### Your goal:
Only the number is wanted: how many lines hold the word "Millions"?

### Given data:
__________

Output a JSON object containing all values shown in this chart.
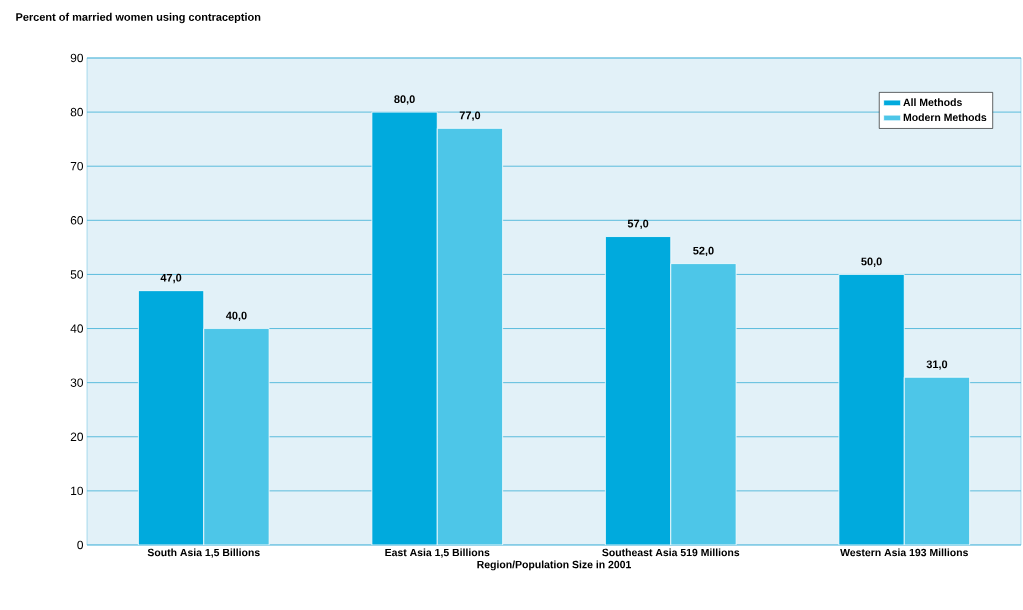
{
  "chart_data": {
    "type": "bar",
    "title": "Percent of married women using contraception",
    "xlabel": "Region/Population Size in 2001",
    "categories": [
      "South Asia 1,5 Billions",
      "East Asia 1,5 Billions",
      "Southeast Asia 519 Millions",
      "Western Asia 193 Millions"
    ],
    "series": [
      {
        "name": "All Methods",
        "color": "#00aadd",
        "values": [
          47,
          80,
          57,
          50
        ],
        "value_labels": [
          "47,0",
          "80,0",
          "57,0",
          "50,0"
        ]
      },
      {
        "name": "Modern Methods",
        "color": "#4dc6e8",
        "values": [
          40,
          77,
          52,
          31
        ],
        "value_labels": [
          "40,0",
          "77,0",
          "52,0",
          "31,0"
        ]
      }
    ],
    "ylim": [
      0,
      90
    ],
    "yticks": [
      0,
      10,
      20,
      30,
      40,
      50,
      60,
      70,
      80,
      90
    ],
    "grid": "y",
    "legend": "top right"
  }
}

__________

### Solution for this problem:
2